Records shown ::
________________________
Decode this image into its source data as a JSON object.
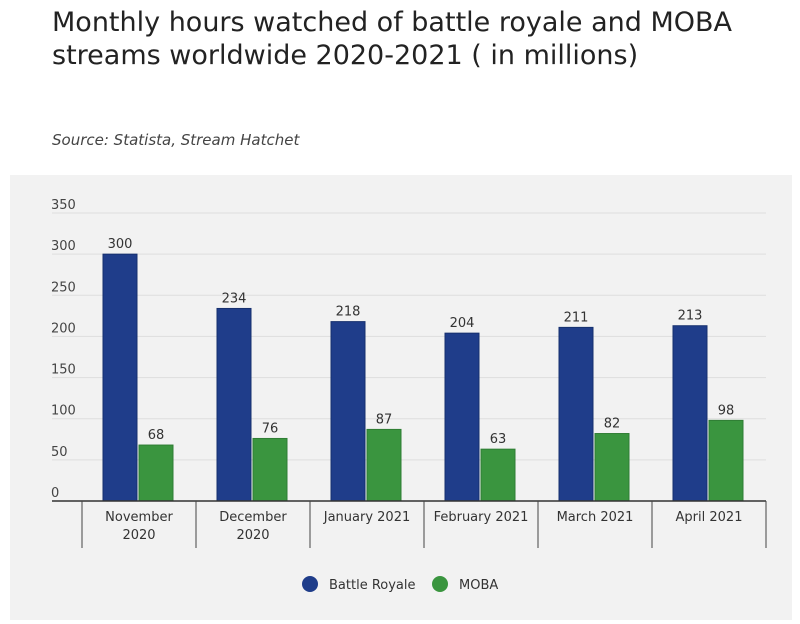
{
  "title": "Monthly hours watched of battle royale and MOBA streams worldwide 2020-2021 ( in millions)",
  "source": "Source: Statista, Stream Hatchet",
  "chart_data": {
    "type": "bar",
    "categories": [
      [
        "November",
        "2020"
      ],
      [
        "December",
        "2020"
      ],
      [
        "January 2021"
      ],
      [
        "February 2021"
      ],
      [
        "March 2021"
      ],
      [
        "April 2021"
      ]
    ],
    "series": [
      {
        "name": "Battle Royale",
        "color": "#1f3d8a",
        "values": [
          300,
          234,
          218,
          204,
          211,
          213
        ]
      },
      {
        "name": "MOBA",
        "color": "#3a953f",
        "values": [
          68,
          76,
          87,
          63,
          82,
          98
        ]
      }
    ],
    "ylim": [
      0,
      350
    ],
    "yticks": [
      0,
      50,
      100,
      150,
      200,
      250,
      300,
      350
    ],
    "grid": true,
    "data_labels": true,
    "legend": "bottom-center"
  }
}
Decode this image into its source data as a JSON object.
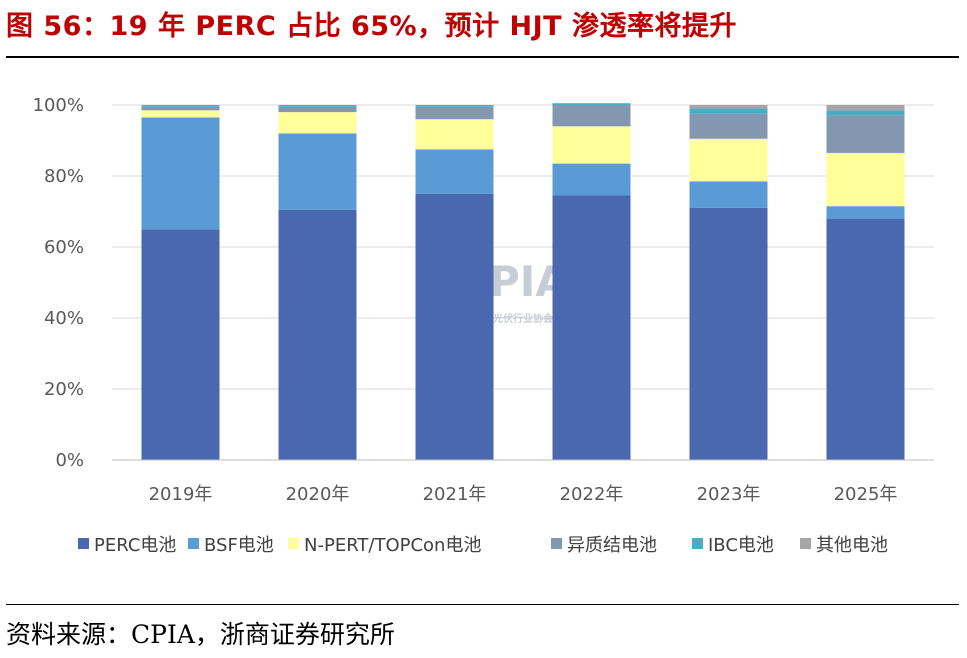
{
  "title": "图 56：19 年 PERC 占比 65%，预计 HJT 渗透率将提升",
  "source": "资料来源：CPIA，浙商证券研究所",
  "watermark": "CPIA",
  "watermark_sub": "中国光伏行业协会",
  "chart_data": {
    "type": "bar",
    "stacked": true,
    "categories": [
      "2019年",
      "2020年",
      "2021年",
      "2022年",
      "2023年",
      "2025年"
    ],
    "ylim": [
      0,
      100
    ],
    "yticks": [
      0,
      20,
      40,
      60,
      80,
      100
    ],
    "ytick_labels": [
      "0%",
      "20%",
      "40%",
      "60%",
      "80%",
      "100%"
    ],
    "series": [
      {
        "name": "PERC电池",
        "color": "#4a68b0",
        "values": [
          65,
          70.5,
          75,
          74.5,
          71,
          68
        ]
      },
      {
        "name": "BSF电池",
        "color": "#5b9bd5",
        "values": [
          31.5,
          21.5,
          12.5,
          9,
          7.5,
          3.5
        ]
      },
      {
        "name": "N-PERT/TOPCon电池",
        "color": "#ffff99",
        "values": [
          2,
          6,
          8.5,
          10.5,
          12,
          15
        ]
      },
      {
        "name": "异质结电池",
        "color": "#8497b0",
        "values": [
          1,
          1.5,
          3.5,
          6,
          7,
          10.5
        ]
      },
      {
        "name": "IBC电池",
        "color": "#4bacc6",
        "values": [
          0.5,
          0.5,
          0.5,
          0.5,
          1.5,
          1.5
        ]
      },
      {
        "name": "其他电池",
        "color": "#a5a5a5",
        "values": [
          0,
          0,
          0,
          0,
          1,
          1.5
        ]
      }
    ]
  }
}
________________________
Copy each line from the records above that includes the string "MOBA".

  "title": "Monthly hours watched of battle royale and MOBA streams worldwide 2020-2021 ( in millions)",
        "name": "MOBA",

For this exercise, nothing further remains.